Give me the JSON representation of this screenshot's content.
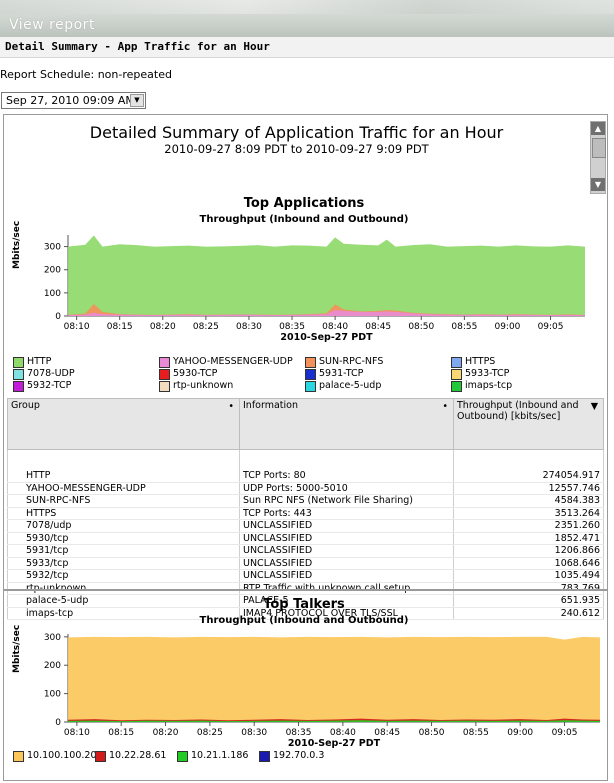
{
  "window": {
    "title": "View report"
  },
  "subtitle_bar": "Detail Summary - App Traffic for an Hour",
  "schedule": "Report Schedule: non-repeated",
  "date_select": {
    "value": "Sep 27, 2010 09:09 AM"
  },
  "report": {
    "title": "Detailed Summary of Application Traffic for an Hour",
    "range": "2010-09-27 8:09 PDT to 2010-09-27 9:09 PDT"
  },
  "colors": {
    "HTTP": "#8fd96a",
    "YAHOO-MESSENGER-UDP": "#e98ad6",
    "SUN-RPC-NFS": "#f4905a",
    "HTTPS": "#7fa8f0",
    "7078-UDP": "#7fe2e0",
    "5930-TCP": "#e81e1e",
    "5931-TCP": "#1a2fd0",
    "5933-TCP": "#f8d774",
    "5932-TCP": "#c21ed6",
    "rtp-unknown": "#f2dcc0",
    "palace-5-udp": "#2ad6e0",
    "imaps-tcp": "#21c93a",
    "talker1": "#fbc75a",
    "talker2": "#d11a1a",
    "talker3": "#22cc22",
    "talker4": "#1a1ab0"
  },
  "chart_data": [
    {
      "type": "area",
      "title": "Top Applications",
      "subtitle": "Throughput (Inbound and Outbound)",
      "ylabel": "Mbits/sec",
      "xlabel": "2010-Sep-27 PDT",
      "ylim": [
        0,
        350
      ],
      "yticks": [
        "0",
        "100",
        "200",
        "300"
      ],
      "xticks": [
        "08:10",
        "08:15",
        "08:20",
        "08:25",
        "08:30",
        "08:35",
        "08:40",
        "08:45",
        "08:50",
        "08:55",
        "09:00",
        "09:05"
      ],
      "x": [
        "08:09",
        "08:11",
        "08:12",
        "08:13",
        "08:15",
        "08:17",
        "08:19",
        "08:21",
        "08:23",
        "08:25",
        "08:27",
        "08:29",
        "08:31",
        "08:33",
        "08:35",
        "08:37",
        "08:39",
        "08:40",
        "08:41",
        "08:43",
        "08:45",
        "08:46",
        "08:47",
        "08:49",
        "08:51",
        "08:53",
        "08:55",
        "08:57",
        "08:59",
        "09:01",
        "09:03",
        "09:05",
        "09:07",
        "09:09"
      ],
      "series": [
        {
          "name": "HTTP",
          "values": [
            300,
            308,
            348,
            300,
            310,
            306,
            300,
            302,
            304,
            300,
            301,
            303,
            306,
            300,
            305,
            304,
            300,
            340,
            312,
            308,
            305,
            330,
            300,
            306,
            310,
            300,
            302,
            304,
            300,
            305,
            301,
            300,
            305,
            300
          ]
        },
        {
          "name": "SUN-RPC-NFS",
          "values": [
            5,
            10,
            52,
            18,
            8,
            6,
            5,
            6,
            8,
            5,
            6,
            7,
            6,
            5,
            6,
            8,
            12,
            50,
            28,
            20,
            22,
            26,
            24,
            14,
            10,
            8,
            6,
            8,
            6,
            8,
            6,
            5,
            7,
            5
          ]
        },
        {
          "name": "YAHOO-MESSENGER-UDP",
          "values": [
            4,
            6,
            14,
            8,
            6,
            5,
            4,
            5,
            6,
            4,
            5,
            6,
            5,
            4,
            5,
            6,
            8,
            26,
            22,
            18,
            18,
            20,
            18,
            12,
            8,
            6,
            5,
            6,
            5,
            6,
            5,
            4,
            5,
            4
          ]
        }
      ],
      "legend": [
        "HTTP",
        "YAHOO-MESSENGER-UDP",
        "SUN-RPC-NFS",
        "HTTPS",
        "7078-UDP",
        "5930-TCP",
        "5931-TCP",
        "5933-TCP",
        "5932-TCP",
        "rtp-unknown",
        "palace-5-udp",
        "imaps-tcp"
      ]
    },
    {
      "type": "area",
      "title": "Top Talkers",
      "subtitle": "Throughput (Inbound and Outbound)",
      "ylabel": "Mbits/sec",
      "xlabel": "2010-Sep-27 PDT",
      "ylim": [
        0,
        310
      ],
      "yticks": [
        "0",
        "100",
        "200",
        "300"
      ],
      "xticks": [
        "08:10",
        "08:15",
        "08:20",
        "08:25",
        "08:30",
        "08:35",
        "08:40",
        "08:45",
        "08:50",
        "08:55",
        "09:00",
        "09:05"
      ],
      "x": [
        "08:09",
        "08:12",
        "08:15",
        "08:18",
        "08:21",
        "08:24",
        "08:27",
        "08:30",
        "08:33",
        "08:36",
        "08:39",
        "08:42",
        "08:45",
        "08:48",
        "08:51",
        "08:54",
        "08:57",
        "09:00",
        "09:03",
        "09:05",
        "09:07",
        "09:09"
      ],
      "series": [
        {
          "name": "10.100.100.20",
          "values": [
            298,
            300,
            299,
            300,
            298,
            300,
            299,
            300,
            298,
            300,
            299,
            300,
            298,
            300,
            299,
            300,
            299,
            300,
            300,
            290,
            300,
            298
          ]
        },
        {
          "name": "10.22.28.61",
          "values": [
            8,
            10,
            6,
            8,
            7,
            9,
            6,
            8,
            10,
            7,
            9,
            12,
            8,
            10,
            7,
            9,
            8,
            10,
            7,
            12,
            9,
            8
          ]
        },
        {
          "name": "10.21.1.186",
          "values": [
            4,
            5,
            3,
            5,
            4,
            5,
            3,
            4,
            5,
            4,
            5,
            6,
            4,
            5,
            4,
            5,
            4,
            5,
            4,
            6,
            5,
            4
          ]
        }
      ],
      "legend": [
        "10.100.100.20",
        "10.22.28.61",
        "10.21.1.186",
        "192.70.0.3"
      ]
    }
  ],
  "table": {
    "headers": [
      "Group",
      "Information",
      "Throughput (Inbound and Outbound) [kbits/sec]"
    ],
    "rows": [
      [
        "HTTP",
        "TCP Ports: 80",
        "274054.917"
      ],
      [
        "YAHOO-MESSENGER-UDP",
        "UDP Ports: 5000-5010",
        "12557.746"
      ],
      [
        "SUN-RPC-NFS",
        "Sun RPC NFS (Network File Sharing)",
        "4584.383"
      ],
      [
        "HTTPS",
        "TCP Ports: 443",
        "3513.264"
      ],
      [
        "7078/udp",
        "UNCLASSIFIED",
        "2351.260"
      ],
      [
        "5930/tcp",
        "UNCLASSIFIED",
        "1852.471"
      ],
      [
        "5931/tcp",
        "UNCLASSIFIED",
        "1206.866"
      ],
      [
        "5933/tcp",
        "UNCLASSIFIED",
        "1068.646"
      ],
      [
        "5932/tcp",
        "UNCLASSIFIED",
        "1035.494"
      ],
      [
        "rtp-unknown",
        "RTP Traffic with unknown call setup",
        "783.769"
      ],
      [
        "palace-5-udp",
        "PALACE-5",
        "651.935"
      ],
      [
        "imaps-tcp",
        "IMAP4 PROTOCOL OVER TLS/SSL",
        "240.612"
      ]
    ]
  }
}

● ● ●

• **Problem requirements**
Write out all the records again, exactly, minus any pictures.

• **Full answer**
Give me the JSON representation of this screenshot's content.
{
  "window": {
    "title": "View report"
  },
  "subtitle_bar": "Detail Summary - App Traffic for an Hour",
  "schedule": "Report Schedule: non-repeated",
  "date_select": {
    "value": "Sep 27, 2010 09:09 AM"
  },
  "report": {
    "title": "Detailed Summary of Application Traffic for an Hour",
    "range": "2010-09-27 8:09 PDT to 2010-09-27 9:09 PDT"
  },
  "colors": {
    "HTTP": "#8fd96a",
    "YAHOO-MESSENGER-UDP": "#e98ad6",
    "SUN-RPC-NFS": "#f4905a",
    "HTTPS": "#7fa8f0",
    "7078-UDP": "#7fe2e0",
    "5930-TCP": "#e81e1e",
    "5931-TCP": "#1a2fd0",
    "5933-TCP": "#f8d774",
    "5932-TCP": "#c21ed6",
    "rtp-unknown": "#f2dcc0",
    "palace-5-udp": "#2ad6e0",
    "imaps-tcp": "#21c93a",
    "talker1": "#fbc75a",
    "talker2": "#d11a1a",
    "talker3": "#22cc22",
    "talker4": "#1a1ab0"
  },
  "chart_data": [
    {
      "type": "area",
      "title": "Top Applications",
      "subtitle": "Throughput (Inbound and Outbound)",
      "ylabel": "Mbits/sec",
      "xlabel": "2010-Sep-27 PDT",
      "ylim": [
        0,
        350
      ],
      "yticks": [
        "0",
        "100",
        "200",
        "300"
      ],
      "xticks": [
        "08:10",
        "08:15",
        "08:20",
        "08:25",
        "08:30",
        "08:35",
        "08:40",
        "08:45",
        "08:50",
        "08:55",
        "09:00",
        "09:05"
      ],
      "x": [
        "08:09",
        "08:11",
        "08:12",
        "08:13",
        "08:15",
        "08:17",
        "08:19",
        "08:21",
        "08:23",
        "08:25",
        "08:27",
        "08:29",
        "08:31",
        "08:33",
        "08:35",
        "08:37",
        "08:39",
        "08:40",
        "08:41",
        "08:43",
        "08:45",
        "08:46",
        "08:47",
        "08:49",
        "08:51",
        "08:53",
        "08:55",
        "08:57",
        "08:59",
        "09:01",
        "09:03",
        "09:05",
        "09:07",
        "09:09"
      ],
      "series": [
        {
          "name": "HTTP",
          "values": [
            300,
            308,
            348,
            300,
            310,
            306,
            300,
            302,
            304,
            300,
            301,
            303,
            306,
            300,
            305,
            304,
            300,
            340,
            312,
            308,
            305,
            330,
            300,
            306,
            310,
            300,
            302,
            304,
            300,
            305,
            301,
            300,
            305,
            300
          ]
        },
        {
          "name": "SUN-RPC-NFS",
          "values": [
            5,
            10,
            52,
            18,
            8,
            6,
            5,
            6,
            8,
            5,
            6,
            7,
            6,
            5,
            6,
            8,
            12,
            50,
            28,
            20,
            22,
            26,
            24,
            14,
            10,
            8,
            6,
            8,
            6,
            8,
            6,
            5,
            7,
            5
          ]
        },
        {
          "name": "YAHOO-MESSENGER-UDP",
          "values": [
            4,
            6,
            14,
            8,
            6,
            5,
            4,
            5,
            6,
            4,
            5,
            6,
            5,
            4,
            5,
            6,
            8,
            26,
            22,
            18,
            18,
            20,
            18,
            12,
            8,
            6,
            5,
            6,
            5,
            6,
            5,
            4,
            5,
            4
          ]
        }
      ],
      "legend": [
        "HTTP",
        "YAHOO-MESSENGER-UDP",
        "SUN-RPC-NFS",
        "HTTPS",
        "7078-UDP",
        "5930-TCP",
        "5931-TCP",
        "5933-TCP",
        "5932-TCP",
        "rtp-unknown",
        "palace-5-udp",
        "imaps-tcp"
      ]
    },
    {
      "type": "area",
      "title": "Top Talkers",
      "subtitle": "Throughput (Inbound and Outbound)",
      "ylabel": "Mbits/sec",
      "xlabel": "2010-Sep-27 PDT",
      "ylim": [
        0,
        310
      ],
      "yticks": [
        "0",
        "100",
        "200",
        "300"
      ],
      "xticks": [
        "08:10",
        "08:15",
        "08:20",
        "08:25",
        "08:30",
        "08:35",
        "08:40",
        "08:45",
        "08:50",
        "08:55",
        "09:00",
        "09:05"
      ],
      "x": [
        "08:09",
        "08:12",
        "08:15",
        "08:18",
        "08:21",
        "08:24",
        "08:27",
        "08:30",
        "08:33",
        "08:36",
        "08:39",
        "08:42",
        "08:45",
        "08:48",
        "08:51",
        "08:54",
        "08:57",
        "09:00",
        "09:03",
        "09:05",
        "09:07",
        "09:09"
      ],
      "series": [
        {
          "name": "10.100.100.20",
          "values": [
            298,
            300,
            299,
            300,
            298,
            300,
            299,
            300,
            298,
            300,
            299,
            300,
            298,
            300,
            299,
            300,
            299,
            300,
            300,
            290,
            300,
            298
          ]
        },
        {
          "name": "10.22.28.61",
          "values": [
            8,
            10,
            6,
            8,
            7,
            9,
            6,
            8,
            10,
            7,
            9,
            12,
            8,
            10,
            7,
            9,
            8,
            10,
            7,
            12,
            9,
            8
          ]
        },
        {
          "name": "10.21.1.186",
          "values": [
            4,
            5,
            3,
            5,
            4,
            5,
            3,
            4,
            5,
            4,
            5,
            6,
            4,
            5,
            4,
            5,
            4,
            5,
            4,
            6,
            5,
            4
          ]
        }
      ],
      "legend": [
        "10.100.100.20",
        "10.22.28.61",
        "10.21.1.186",
        "192.70.0.3"
      ]
    }
  ],
  "table": {
    "headers": [
      "Group",
      "Information",
      "Throughput (Inbound and Outbound) [kbits/sec]"
    ],
    "rows": [
      [
        "HTTP",
        "TCP Ports: 80",
        "274054.917"
      ],
      [
        "YAHOO-MESSENGER-UDP",
        "UDP Ports: 5000-5010",
        "12557.746"
      ],
      [
        "SUN-RPC-NFS",
        "Sun RPC NFS (Network File Sharing)",
        "4584.383"
      ],
      [
        "HTTPS",
        "TCP Ports: 443",
        "3513.264"
      ],
      [
        "7078/udp",
        "UNCLASSIFIED",
        "2351.260"
      ],
      [
        "5930/tcp",
        "UNCLASSIFIED",
        "1852.471"
      ],
      [
        "5931/tcp",
        "UNCLASSIFIED",
        "1206.866"
      ],
      [
        "5933/tcp",
        "UNCLASSIFIED",
        "1068.646"
      ],
      [
        "5932/tcp",
        "UNCLASSIFIED",
        "1035.494"
      ],
      [
        "rtp-unknown",
        "RTP Traffic with unknown call setup",
        "783.769"
      ],
      [
        "palace-5-udp",
        "PALACE-5",
        "651.935"
      ],
      [
        "imaps-tcp",
        "IMAP4 PROTOCOL OVER TLS/SSL",
        "240.612"
      ]
    ]
  }
}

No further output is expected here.